_Texte proposé:_
Ceci justifiait donc la professionnalisation. De ce fait, l'appel sous les drapeaux sera progressivement suspendu.
La loi portant réforme du service national établit désormais un véritable " parcours citoyen " qui, comme vous le savez, repose sur un recensement dès l'âge de 16 ans, et une journée d'appel de préparation à la défense au cours de laquelle tous les jeunes citoyens recevront une information et une mise en contact avec les problèmes de la défense.
Cette loi propose en outre des choix pour les jeunes Français d'approfondir librement les liens avec les armées. Un volontariat sera ouvert à plusieurs dizaines de milliers de jeunes qui souhaitent acquérir une expérience dans le cadre des armées ou de la gendarmerie. Enfin, des préparations militaires seront offertes à ceux qui souhaitent avoir la formation militaire de base et qui pourraient servir dans la réserve.
Ce dispositif ne serait pas complet sans un appel sélectif à une réserve plus disponible, plus spécialisée, mieux intégrée dont nous sommes en train de préciser le format et le fonctionnement. Un projet de loi est en cours d'élaboration au sein du ministère. Il devrait être soumis au vote du parlement avant la fin de l'année, lorsque le gouvernement aura arrêté ses choix.
Pour répondre à vos questions sur l'inquiétude des appelés d'aujourd'hui, Monsieur le député maire, il faut comprendre que mettre fin au service national suppose une période de transition. Nos armées comptaient 235.000 appelés au moment de la décision de les professionnaliser. Et sur le plan technique, on ne saurait pas faire fonctionner la grande majorité des régiments, des bases aériennes, des bâtiments de la flotte, sans ces appelés. On ne remplacera pas ces 235.000 appelés en un ou deux ans : il est impossible de faire plus vite qu'en six ans.

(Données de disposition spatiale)

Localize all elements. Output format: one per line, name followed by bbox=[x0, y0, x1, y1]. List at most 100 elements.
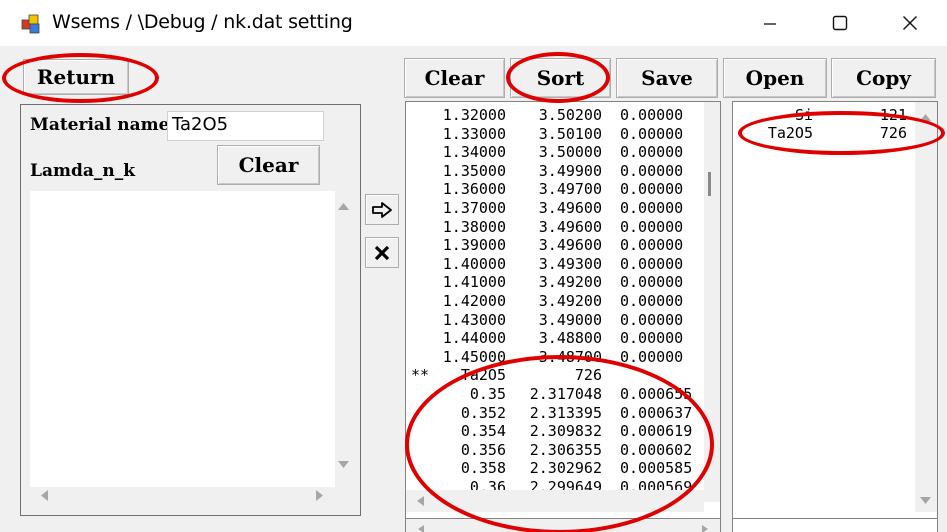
nk-data-row[interactable]: 0.36 2.299649 0.000569 bbox=[406, 478, 698, 490]
nk-data-cell: 3.48700 bbox=[538, 347, 602, 366]
nk-data-cell: 1.45000 bbox=[442, 347, 506, 366]
nk-data-cell: 0.00000 bbox=[620, 329, 684, 348]
nk-data-row[interactable]: 1.44000 3.48800 0.00000 bbox=[406, 329, 698, 348]
nk-data-cell: 0.00000 bbox=[620, 161, 684, 180]
nk-data-row[interactable]: 1.37000 3.49600 0.00000 bbox=[406, 199, 698, 218]
material-group: Material name Ta2O5 Lamda_n_k Clear bbox=[20, 104, 361, 516]
nk-data-cell: 1.40000 bbox=[442, 254, 506, 273]
app-icon bbox=[21, 14, 40, 34]
scroll-arrows-icon bbox=[920, 114, 931, 504]
nk-data-row[interactable]: 1.39000 3.49600 0.00000 bbox=[406, 236, 698, 255]
nk-outer-horizontal-scrollbar[interactable] bbox=[405, 518, 721, 532]
material-list[interactable]: Si 121 Ta2O5 726 bbox=[732, 101, 938, 521]
material-list-row[interactable]: Ta2O5 726 bbox=[733, 124, 913, 143]
nk-data-cell: 3.49000 bbox=[538, 310, 602, 329]
nk-data-cell: 0.00000 bbox=[620, 292, 684, 310]
nk-data-cell: 2.317048 bbox=[529, 385, 602, 403]
nk-data-cell: 1.34000 bbox=[442, 143, 506, 162]
nk-data-cell: 0.000619 bbox=[620, 422, 693, 441]
title-bar: Wsems / \Debug / nk.dat setting bbox=[0, 0, 947, 46]
nk-data-row[interactable]: 1.42000 3.49200 0.00000 bbox=[406, 292, 698, 311]
material-vertical-scrollbar[interactable] bbox=[915, 102, 937, 512]
copy-button[interactable]: Copy bbox=[831, 58, 936, 98]
window-title: Wsems / \Debug / nk.dat setting bbox=[52, 11, 353, 33]
nk-data-cell: 0.000637 bbox=[620, 403, 693, 422]
save-button[interactable]: Save bbox=[616, 58, 718, 98]
nk-data-cell: 3.49600 bbox=[538, 217, 602, 236]
nk-data-cell: 0.00000 bbox=[620, 124, 684, 143]
nk-data-cell: 0.000602 bbox=[620, 440, 693, 459]
nk-data-cell: 2.306355 bbox=[529, 440, 602, 459]
nk-data-row[interactable]: 1.32000 3.50200 0.00000 bbox=[406, 106, 698, 125]
nk-data-row[interactable]: 0.358 2.302962 0.000585 bbox=[406, 459, 698, 478]
minimize-icon bbox=[764, 23, 776, 25]
material-list-row[interactable]: Si 121 bbox=[733, 106, 913, 125]
nk-data-row[interactable]: 1.45000 3.48700 0.00000 bbox=[406, 348, 698, 367]
nk-data-row[interactable]: 1.33000 3.50100 0.00000 bbox=[406, 125, 698, 144]
nk-data-cell: 1.32000 bbox=[442, 106, 506, 124]
nk-data-cell: 0.000585 bbox=[620, 459, 693, 478]
nk-data-cell: 3.49200 bbox=[538, 292, 602, 310]
lamda-horizontal-scrollbar[interactable] bbox=[30, 487, 352, 505]
material-name-input[interactable]: Ta2O5 bbox=[167, 111, 324, 141]
nk-data-list[interactable]: 1.32000 3.50200 0.00000 1.33000 3.50100 0.000… bbox=[405, 101, 721, 519]
nk-data-cell: 3.50100 bbox=[538, 124, 602, 143]
nk-data-row[interactable]: ** Ta2O5 726 bbox=[406, 366, 698, 385]
material-list-footer bbox=[732, 518, 938, 532]
nk-data-row[interactable]: 1.38000 3.49600 0.00000 bbox=[406, 218, 698, 237]
nk-vertical-scrollbar[interactable] bbox=[704, 102, 720, 502]
nk-data-cell: 0.00000 bbox=[620, 199, 684, 217]
nk-data-cell: 0.00000 bbox=[620, 254, 684, 273]
material-count-cell: 121 bbox=[879, 106, 907, 124]
nk-data-cell: 1.39000 bbox=[442, 236, 506, 255]
nk-data-cell: 0.352 bbox=[460, 403, 506, 422]
close-window-button[interactable] bbox=[875, 0, 945, 46]
nk-data-cell: 3.50000 bbox=[538, 143, 602, 162]
nk-data-row[interactable]: 0.354 2.309832 0.000619 bbox=[406, 422, 698, 441]
open-button[interactable]: Open bbox=[723, 58, 827, 98]
nk-data-row[interactable]: 1.35000 3.49900 0.00000 bbox=[406, 162, 698, 181]
clear-lamda-button[interactable]: Clear bbox=[217, 145, 320, 185]
nk-data-row[interactable]: 1.34000 3.50000 0.00000 bbox=[406, 143, 698, 162]
nk-data-rows: 1.32000 3.50200 0.00000 1.33000 3.50100 0.000… bbox=[406, 106, 698, 490]
nk-data-cell: 3.49900 bbox=[538, 161, 602, 180]
nk-data-cell: 0.00000 bbox=[620, 347, 684, 366]
nk-data-cell: 0.00000 bbox=[620, 106, 684, 124]
nk-data-cell: 3.49300 bbox=[538, 254, 602, 273]
delete-button[interactable] bbox=[365, 237, 399, 268]
material-name-cell: Ta2O5 bbox=[767, 124, 813, 142]
nk-data-cell: 0.00000 bbox=[620, 143, 684, 162]
nk-horizontal-scrollbar[interactable] bbox=[406, 490, 704, 512]
nk-data-row[interactable]: 1.43000 3.49000 0.00000 bbox=[406, 311, 698, 330]
maximize-button[interactable] bbox=[805, 0, 875, 46]
nk-data-row[interactable]: 0.35 2.317048 0.000655 bbox=[406, 385, 698, 404]
sort-button[interactable]: Sort bbox=[510, 58, 611, 98]
nk-data-row[interactable]: 1.36000 3.49700 0.00000 bbox=[406, 180, 698, 199]
nk-data-row[interactable]: 1.40000 3.49300 0.00000 bbox=[406, 255, 698, 274]
minimize-button[interactable] bbox=[735, 0, 805, 46]
lamda-vertical-scrollbar[interactable] bbox=[335, 191, 352, 487]
nk-data-cell: 0.000569 bbox=[620, 478, 693, 490]
maximize-icon bbox=[832, 15, 848, 31]
scroll-left-right-icon bbox=[418, 525, 708, 532]
nk-data-cell: 3.49700 bbox=[538, 180, 602, 199]
nk-data-cell: 0.354 bbox=[460, 422, 506, 441]
nk-data-cell: 1.33000 bbox=[442, 124, 506, 143]
return-button[interactable]: Return bbox=[23, 59, 129, 95]
transfer-button[interactable] bbox=[365, 194, 399, 225]
nk-data-cell: 3.49600 bbox=[538, 236, 602, 255]
nk-data-cell: 0.358 bbox=[460, 459, 506, 478]
nk-data-row[interactable]: 1.41000 3.49200 0.00000 bbox=[406, 273, 698, 292]
nk-data-row[interactable]: 0.356 2.306355 0.000602 bbox=[406, 441, 698, 460]
nk-data-cell: 1.35000 bbox=[442, 161, 506, 180]
nk-data-cell: 0.00000 bbox=[620, 180, 684, 199]
clear-button[interactable]: Clear bbox=[404, 58, 505, 98]
nk-data-cell: Ta2O5 bbox=[460, 366, 506, 385]
nk-data-cell: 1.38000 bbox=[442, 217, 506, 236]
nk-data-row[interactable]: 0.352 2.313395 0.000637 bbox=[406, 404, 698, 423]
nk-data-cell: 0.00000 bbox=[620, 236, 684, 255]
nk-data-cell: 2.313395 bbox=[529, 403, 602, 422]
scroll-arrows-icon bbox=[708, 172, 711, 196]
lamda-list[interactable] bbox=[30, 191, 352, 505]
material-name-cell: Si bbox=[794, 106, 813, 124]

_Travail à faire:_
(A) Résumez en deux phrases le texte sur le service national.
(B) Recopiez sans rien changer le passage du texte sur le service national qui commence aux mots "Ceci justifiait donc" et s'arrête après les mots "de la défense.".

_Corrigés:_
(A) La professionnalisation des armées conduit à suspendre progressivement l'appel sous les drapeaux, et la loi portant réforme du service national établit un parcours citoyen fondé sur un recensement dès 16 ans et une journée d'appel de préparation à la défense, en plus d'un volontariat, de préparations militaires et d'un appel sélectif à une réserve plus spécialisée. Mettre fin au service national suppose une période de transition d'au moins six ans, car les armées comptaient 235.000 appelés sans lesquels la grande majorité des régiments, bases aériennes et bâtiments de la flotte ne pourraient pas fonctionner.

(B)
Ceci justifiait donc la professionnalisation. De ce fait, l'appel sous les drapeaux sera progressivement suspendu.
La loi portant réforme du service national établit désormais un véritable " parcours citoyen " qui, comme vous le savez, repose sur un recensement dès l'âge de 16 ans, et une journée d'appel de préparation à la défense au cours de laquelle tous les jeunes citoyens recevront une information et une mise en contact avec les problèmes de la défense.